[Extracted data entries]

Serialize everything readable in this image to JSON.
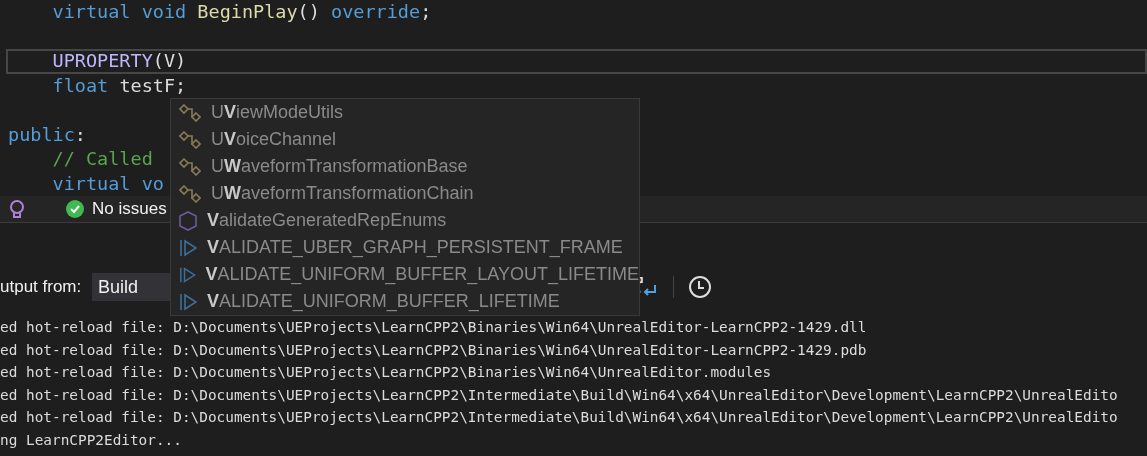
{
  "editor": {
    "lines": [
      {
        "current": false,
        "indented": true,
        "tokens": [
          {
            "t": "virtual ",
            "kind": "keyword"
          },
          {
            "t": "void ",
            "kind": "keyword"
          },
          {
            "t": "BeginPlay",
            "kind": "function"
          },
          {
            "t": "() ",
            "kind": "plain"
          },
          {
            "t": "override",
            "kind": "keyword"
          },
          {
            "t": ";",
            "kind": "plain"
          }
        ]
      },
      {
        "current": false
      },
      {
        "current": true,
        "indented": true,
        "tokens": [
          {
            "t": "UPROPERTY",
            "kind": "macro"
          },
          {
            "t": "(V)",
            "kind": "plain"
          }
        ]
      },
      {
        "current": false,
        "indented": true,
        "tokens": [
          {
            "t": "float ",
            "kind": "keyword"
          },
          {
            "t": "testF;",
            "kind": "plain"
          }
        ]
      },
      {
        "current": false
      },
      {
        "current": false,
        "indented": false,
        "tokens": [
          {
            "t": "public",
            "kind": "keyword"
          },
          {
            "t": ":",
            "kind": "plain"
          }
        ]
      },
      {
        "current": false,
        "indented": true,
        "tokens": [
          {
            "t": "// Called",
            "kind": "comment"
          }
        ]
      },
      {
        "current": false,
        "indented": true,
        "tokens": [
          {
            "t": "virtual ",
            "kind": "keyword"
          },
          {
            "t": "vo",
            "kind": "keyword"
          }
        ]
      }
    ]
  },
  "completion_list": [
    {
      "kind": "class",
      "label": "U**V**iewModeUtils"
    },
    {
      "kind": "class",
      "label": "U**V**oiceChannel"
    },
    {
      "kind": "class",
      "label": "U**W**aveformTransformationBase"
    },
    {
      "kind": "class",
      "label": "U**W**aveformTransformationChain"
    },
    {
      "kind": "struct",
      "label": "**V**alidateGeneratedRepEnums"
    },
    {
      "kind": "macro",
      "label": "**V**ALIDATE_UBER_GRAPH_PERSISTENT_FRAME"
    },
    {
      "kind": "macro",
      "label": "**V**ALIDATE_UNIFORM_BUFFER_LAYOUT_LIFETIME"
    },
    {
      "kind": "macro",
      "label": "**V**ALIDATE_UNIFORM_BUFFER_LIFETIME"
    }
  ],
  "status_bar": {
    "issues": "No issues"
  },
  "output": {
    "label": "utput from:",
    "source": "Build",
    "lines": [
      "ed hot-reload file: D:\\Documents\\UEProjects\\LearnCPP2\\Binaries\\Win64\\UnrealEditor-LearnCPP2-1429.dll",
      "ed hot-reload file: D:\\Documents\\UEProjects\\LearnCPP2\\Binaries\\Win64\\UnrealEditor-LearnCPP2-1429.pdb",
      "ed hot-reload file: D:\\Documents\\UEProjects\\LearnCPP2\\Binaries\\Win64\\UnrealEditor.modules",
      "ed hot-reload file: D:\\Documents\\UEProjects\\LearnCPP2\\Intermediate\\Build\\Win64\\x64\\UnrealEditor\\Development\\LearnCPP2\\UnrealEdito",
      "ed hot-reload file: D:\\Documents\\UEProjects\\LearnCPP2\\Intermediate\\Build\\Win64\\x64\\UnrealEditor\\Development\\LearnCPP2\\UnrealEdito",
      "ng LearnCPP2Editor..."
    ]
  }
}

* Request: Nothing in the entries above should change when they are printed again, except that the pictures are dropped.

* Solution to this task:
Serialize everything readable in this image to JSON.
{
  "editor": {
    "lines": [
      {
        "current": false,
        "indented": true,
        "tokens": [
          {
            "t": "virtual ",
            "kind": "keyword"
          },
          {
            "t": "void ",
            "kind": "keyword"
          },
          {
            "t": "BeginPlay",
            "kind": "function"
          },
          {
            "t": "() ",
            "kind": "plain"
          },
          {
            "t": "override",
            "kind": "keyword"
          },
          {
            "t": ";",
            "kind": "plain"
          }
        ]
      },
      {
        "current": false
      },
      {
        "current": true,
        "indented": true,
        "tokens": [
          {
            "t": "UPROPERTY",
            "kind": "macro"
          },
          {
            "t": "(V)",
            "kind": "plain"
          }
        ]
      },
      {
        "current": false,
        "indented": true,
        "tokens": [
          {
            "t": "float ",
            "kind": "keyword"
          },
          {
            "t": "testF;",
            "kind": "plain"
          }
        ]
      },
      {
        "current": false
      },
      {
        "current": false,
        "indented": false,
        "tokens": [
          {
            "t": "public",
            "kind": "keyword"
          },
          {
            "t": ":",
            "kind": "plain"
          }
        ]
      },
      {
        "current": false,
        "indented": true,
        "tokens": [
          {
            "t": "// Called",
            "kind": "comment"
          }
        ]
      },
      {
        "current": false,
        "indented": true,
        "tokens": [
          {
            "t": "virtual ",
            "kind": "keyword"
          },
          {
            "t": "vo",
            "kind": "keyword"
          }
        ]
      }
    ]
  },
  "completion_list": [
    {
      "kind": "class",
      "label": "U**V**iewModeUtils"
    },
    {
      "kind": "class",
      "label": "U**V**oiceChannel"
    },
    {
      "kind": "class",
      "label": "U**W**aveformTransformationBase"
    },
    {
      "kind": "class",
      "label": "U**W**aveformTransformationChain"
    },
    {
      "kind": "struct",
      "label": "**V**alidateGeneratedRepEnums"
    },
    {
      "kind": "macro",
      "label": "**V**ALIDATE_UBER_GRAPH_PERSISTENT_FRAME"
    },
    {
      "kind": "macro",
      "label": "**V**ALIDATE_UNIFORM_BUFFER_LAYOUT_LIFETIME"
    },
    {
      "kind": "macro",
      "label": "**V**ALIDATE_UNIFORM_BUFFER_LIFETIME"
    }
  ],
  "status_bar": {
    "issues": "No issues"
  },
  "output": {
    "label": "utput from:",
    "source": "Build",
    "lines": [
      "ed hot-reload file: D:\\Documents\\UEProjects\\LearnCPP2\\Binaries\\Win64\\UnrealEditor-LearnCPP2-1429.dll",
      "ed hot-reload file: D:\\Documents\\UEProjects\\LearnCPP2\\Binaries\\Win64\\UnrealEditor-LearnCPP2-1429.pdb",
      "ed hot-reload file: D:\\Documents\\UEProjects\\LearnCPP2\\Binaries\\Win64\\UnrealEditor.modules",
      "ed hot-reload file: D:\\Documents\\UEProjects\\LearnCPP2\\Intermediate\\Build\\Win64\\x64\\UnrealEditor\\Development\\LearnCPP2\\UnrealEdito",
      "ed hot-reload file: D:\\Documents\\UEProjects\\LearnCPP2\\Intermediate\\Build\\Win64\\x64\\UnrealEditor\\Development\\LearnCPP2\\UnrealEdito",
      "ng LearnCPP2Editor..."
    ]
  }
}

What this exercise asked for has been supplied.